» Work to complete
Repeat each line exactly as it is written.

» Provided records
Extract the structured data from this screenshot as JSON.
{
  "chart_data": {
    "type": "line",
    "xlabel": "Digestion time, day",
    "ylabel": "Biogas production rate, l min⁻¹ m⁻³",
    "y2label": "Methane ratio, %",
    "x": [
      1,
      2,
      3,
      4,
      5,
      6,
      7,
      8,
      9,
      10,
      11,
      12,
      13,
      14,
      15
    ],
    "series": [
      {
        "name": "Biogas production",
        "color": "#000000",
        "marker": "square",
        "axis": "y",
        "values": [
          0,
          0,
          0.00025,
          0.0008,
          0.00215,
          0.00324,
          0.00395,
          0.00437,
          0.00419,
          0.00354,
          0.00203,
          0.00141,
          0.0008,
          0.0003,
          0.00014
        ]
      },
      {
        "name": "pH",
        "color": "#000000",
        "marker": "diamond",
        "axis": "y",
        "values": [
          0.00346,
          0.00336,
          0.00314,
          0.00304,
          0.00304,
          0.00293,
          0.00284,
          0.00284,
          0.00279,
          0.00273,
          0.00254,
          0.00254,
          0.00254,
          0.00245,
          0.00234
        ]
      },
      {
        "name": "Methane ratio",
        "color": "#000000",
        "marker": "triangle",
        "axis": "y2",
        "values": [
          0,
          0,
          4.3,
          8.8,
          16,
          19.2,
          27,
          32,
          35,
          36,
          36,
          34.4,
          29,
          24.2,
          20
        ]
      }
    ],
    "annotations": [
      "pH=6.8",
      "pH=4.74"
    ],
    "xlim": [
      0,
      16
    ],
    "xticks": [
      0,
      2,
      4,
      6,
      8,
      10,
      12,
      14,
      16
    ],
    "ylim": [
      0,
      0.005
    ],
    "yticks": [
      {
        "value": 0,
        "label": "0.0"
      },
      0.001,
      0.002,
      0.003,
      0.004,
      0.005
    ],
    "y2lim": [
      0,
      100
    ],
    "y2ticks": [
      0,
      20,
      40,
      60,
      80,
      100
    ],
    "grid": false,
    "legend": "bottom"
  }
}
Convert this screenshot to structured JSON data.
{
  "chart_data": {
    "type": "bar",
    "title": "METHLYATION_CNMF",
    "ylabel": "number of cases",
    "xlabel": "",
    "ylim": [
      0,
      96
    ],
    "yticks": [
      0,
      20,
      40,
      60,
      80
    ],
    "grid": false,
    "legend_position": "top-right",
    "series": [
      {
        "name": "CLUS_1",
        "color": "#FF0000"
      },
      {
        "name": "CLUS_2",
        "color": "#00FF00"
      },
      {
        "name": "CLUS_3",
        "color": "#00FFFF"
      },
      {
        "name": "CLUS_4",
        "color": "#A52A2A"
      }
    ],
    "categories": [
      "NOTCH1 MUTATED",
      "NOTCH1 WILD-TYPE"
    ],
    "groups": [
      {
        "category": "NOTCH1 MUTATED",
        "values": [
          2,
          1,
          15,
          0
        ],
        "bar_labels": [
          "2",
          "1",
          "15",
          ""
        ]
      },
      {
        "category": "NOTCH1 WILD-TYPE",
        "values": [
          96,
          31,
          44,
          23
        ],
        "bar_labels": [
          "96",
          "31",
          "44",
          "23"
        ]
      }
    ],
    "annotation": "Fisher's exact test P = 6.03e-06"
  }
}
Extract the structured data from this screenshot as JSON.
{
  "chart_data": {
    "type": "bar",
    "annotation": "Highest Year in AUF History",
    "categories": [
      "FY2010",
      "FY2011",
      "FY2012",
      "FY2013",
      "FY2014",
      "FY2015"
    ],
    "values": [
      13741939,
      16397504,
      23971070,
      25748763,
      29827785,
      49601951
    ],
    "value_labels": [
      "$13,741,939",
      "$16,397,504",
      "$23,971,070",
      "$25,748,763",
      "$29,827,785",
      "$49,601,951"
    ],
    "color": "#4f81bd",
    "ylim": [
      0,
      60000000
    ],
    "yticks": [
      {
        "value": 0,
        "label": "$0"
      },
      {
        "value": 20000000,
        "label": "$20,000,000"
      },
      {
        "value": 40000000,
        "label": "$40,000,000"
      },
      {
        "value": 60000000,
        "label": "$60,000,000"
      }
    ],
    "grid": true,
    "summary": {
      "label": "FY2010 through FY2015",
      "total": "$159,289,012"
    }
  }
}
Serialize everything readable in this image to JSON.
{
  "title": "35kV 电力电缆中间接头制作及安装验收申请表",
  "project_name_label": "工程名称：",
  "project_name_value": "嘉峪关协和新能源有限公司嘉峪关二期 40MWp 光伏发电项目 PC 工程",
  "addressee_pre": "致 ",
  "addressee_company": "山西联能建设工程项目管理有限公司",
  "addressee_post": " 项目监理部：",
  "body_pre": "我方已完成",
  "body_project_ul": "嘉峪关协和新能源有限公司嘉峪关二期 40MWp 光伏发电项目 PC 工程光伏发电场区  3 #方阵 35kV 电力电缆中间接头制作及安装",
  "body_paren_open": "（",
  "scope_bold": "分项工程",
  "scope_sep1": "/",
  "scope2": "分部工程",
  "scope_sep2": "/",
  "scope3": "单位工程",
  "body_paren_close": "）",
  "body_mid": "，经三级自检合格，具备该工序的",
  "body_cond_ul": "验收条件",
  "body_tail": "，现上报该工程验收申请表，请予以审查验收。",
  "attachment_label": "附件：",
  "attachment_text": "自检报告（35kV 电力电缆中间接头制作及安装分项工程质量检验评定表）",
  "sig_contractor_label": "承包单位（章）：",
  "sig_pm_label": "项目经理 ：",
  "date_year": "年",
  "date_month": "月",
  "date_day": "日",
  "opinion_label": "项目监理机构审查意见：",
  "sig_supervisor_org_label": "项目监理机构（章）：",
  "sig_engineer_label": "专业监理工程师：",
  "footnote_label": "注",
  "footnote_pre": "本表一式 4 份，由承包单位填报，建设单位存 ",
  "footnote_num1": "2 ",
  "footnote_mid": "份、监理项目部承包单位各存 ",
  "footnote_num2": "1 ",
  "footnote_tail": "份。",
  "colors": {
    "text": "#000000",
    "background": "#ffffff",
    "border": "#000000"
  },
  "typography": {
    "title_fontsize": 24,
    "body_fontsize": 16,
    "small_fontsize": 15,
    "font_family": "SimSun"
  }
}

» Solved problem
Extract the structured data from this screenshot as JSON.
{
  "chart_data": {
    "type": "line",
    "xlabel": "Digestion time, day",
    "ylabel": "Biogas production rate, l min⁻¹ m⁻³",
    "y2label": "Methane ratio, %",
    "x": [
      1,
      2,
      3,
      4,
      5,
      6,
      7,
      8,
      9,
      10,
      11,
      12,
      13,
      14,
      15
    ],
    "series": [
      {
        "name": "Biogas production",
        "color": "#000000",
        "marker": "square",
        "axis": "y",
        "values": [
          0,
          0,
          0.00025,
          0.0008,
          0.00215,
          0.00324,
          0.00395,
          0.00437,
          0.00419,
          0.00354,
          0.00203,
          0.00141,
          0.0008,
          0.0003,
          0.00014
        ]
      },
      {
        "name": "pH",
        "color": "#000000",
        "marker": "diamond",
        "axis": "y",
        "values": [
          0.00346,
          0.00336,
          0.00314,
          0.00304,
          0.00304,
          0.00293,
          0.00284,
          0.00284,
          0.00279,
          0.00273,
          0.00254,
          0.00254,
          0.00254,
          0.00245,
          0.00234
        ]
      },
      {
        "name": "Methane ratio",
        "color": "#000000",
        "marker": "triangle",
        "axis": "y2",
        "values": [
          0,
          0,
          4.3,
          8.8,
          16,
          19.2,
          27,
          32,
          35,
          36,
          36,
          34.4,
          29,
          24.2,
          20
        ]
      }
    ],
    "annotations": [
      "pH=6.8",
      "pH=4.74"
    ],
    "xlim": [
      0,
      16
    ],
    "xticks": [
      0,
      2,
      4,
      6,
      8,
      10,
      12,
      14,
      16
    ],
    "ylim": [
      0,
      0.005
    ],
    "yticks": [
      {
        "value": 0,
        "label": "0.0"
      },
      0.001,
      0.002,
      0.003,
      0.004,
      0.005
    ],
    "y2lim": [
      0,
      100
    ],
    "y2ticks": [
      0,
      20,
      40,
      60,
      80,
      100
    ],
    "grid": false,
    "legend": "bottom"
  }
}
Convert this screenshot to structured JSON data.
{
  "chart_data": {
    "type": "bar",
    "title": "METHLYATION_CNMF",
    "ylabel": "number of cases",
    "xlabel": "",
    "ylim": [
      0,
      96
    ],
    "yticks": [
      0,
      20,
      40,
      60,
      80
    ],
    "grid": false,
    "legend_position": "top-right",
    "series": [
      {
        "name": "CLUS_1",
        "color": "#FF0000"
      },
      {
        "name": "CLUS_2",
        "color": "#00FF00"
      },
      {
        "name": "CLUS_3",
        "color": "#00FFFF"
      },
      {
        "name": "CLUS_4",
        "color": "#A52A2A"
      }
    ],
    "categories": [
      "NOTCH1 MUTATED",
      "NOTCH1 WILD-TYPE"
    ],
    "groups": [
      {
        "category": "NOTCH1 MUTATED",
        "values": [
          2,
          1,
          15,
          0
        ],
        "bar_labels": [
          "2",
          "1",
          "15",
          ""
        ]
      },
      {
        "category": "NOTCH1 WILD-TYPE",
        "values": [
          96,
          31,
          44,
          23
        ],
        "bar_labels": [
          "96",
          "31",
          "44",
          "23"
        ]
      }
    ],
    "annotation": "Fisher's exact test P = 6.03e-06"
  }
}
Extract the structured data from this screenshot as JSON.
{
  "chart_data": {
    "type": "bar",
    "annotation": "Highest Year in AUF History",
    "categories": [
      "FY2010",
      "FY2011",
      "FY2012",
      "FY2013",
      "FY2014",
      "FY2015"
    ],
    "values": [
      13741939,
      16397504,
      23971070,
      25748763,
      29827785,
      49601951
    ],
    "value_labels": [
      "$13,741,939",
      "$16,397,504",
      "$23,971,070",
      "$25,748,763",
      "$29,827,785",
      "$49,601,951"
    ],
    "color": "#4f81bd",
    "ylim": [
      0,
      60000000
    ],
    "yticks": [
      {
        "value": 0,
        "label": "$0"
      },
      {
        "value": 20000000,
        "label": "$20,000,000"
      },
      {
        "value": 40000000,
        "label": "$40,000,000"
      },
      {
        "value": 60000000,
        "label": "$60,000,000"
      }
    ],
    "grid": true,
    "summary": {
      "label": "FY2010 through FY2015",
      "total": "$159,289,012"
    }
  }
}
Serialize everything readable in this image to JSON.
{
  "title": "35kV 电力电缆中间接头制作及安装验收申请表",
  "project_name_label": "工程名称：",
  "project_name_value": "嘉峪关协和新能源有限公司嘉峪关二期 40MWp 光伏发电项目 PC 工程",
  "addressee_pre": "致 ",
  "addressee_company": "山西联能建设工程项目管理有限公司",
  "addressee_post": " 项目监理部：",
  "body_pre": "我方已完成",
  "body_project_ul": "嘉峪关协和新能源有限公司嘉峪关二期 40MWp 光伏发电项目 PC 工程光伏发电场区  3 #方阵 35kV 电力电缆中间接头制作及安装",
  "body_paren_open": "（",
  "scope_bold": "分项工程",
  "scope_sep1": "/",
  "scope2": "分部工程",
  "scope_sep2": "/",
  "scope3": "单位工程",
  "body_paren_close": "）",
  "body_mid": "，经三级自检合格，具备该工序的",
  "body_cond_ul": "验收条件",
  "body_tail": "，现上报该工程验收申请表，请予以审查验收。",
  "attachment_label": "附件：",
  "attachment_text": "自检报告（35kV 电力电缆中间接头制作及安装分项工程质量检验评定表）",
  "sig_contractor_label": "承包单位（章）：",
  "sig_pm_label": "项目经理 ：",
  "date_year": "年",
  "date_month": "月",
  "date_day": "日",
  "opinion_label": "项目监理机构审查意见：",
  "sig_supervisor_org_label": "项目监理机构（章）：",
  "sig_engineer_label": "专业监理工程师：",
  "footnote_label": "注",
  "footnote_pre": "本表一式 4 份，由承包单位填报，建设单位存 ",
  "footnote_num1": "2 ",
  "footnote_mid": "份、监理项目部承包单位各存 ",
  "footnote_num2": "1 ",
  "footnote_tail": "份。",
  "colors": {
    "text": "#000000",
    "background": "#ffffff",
    "border": "#000000"
  },
  "typography": {
    "title_fontsize": 24,
    "body_fontsize": 16,
    "small_fontsize": 15,
    "font_family": "SimSun"
  }
}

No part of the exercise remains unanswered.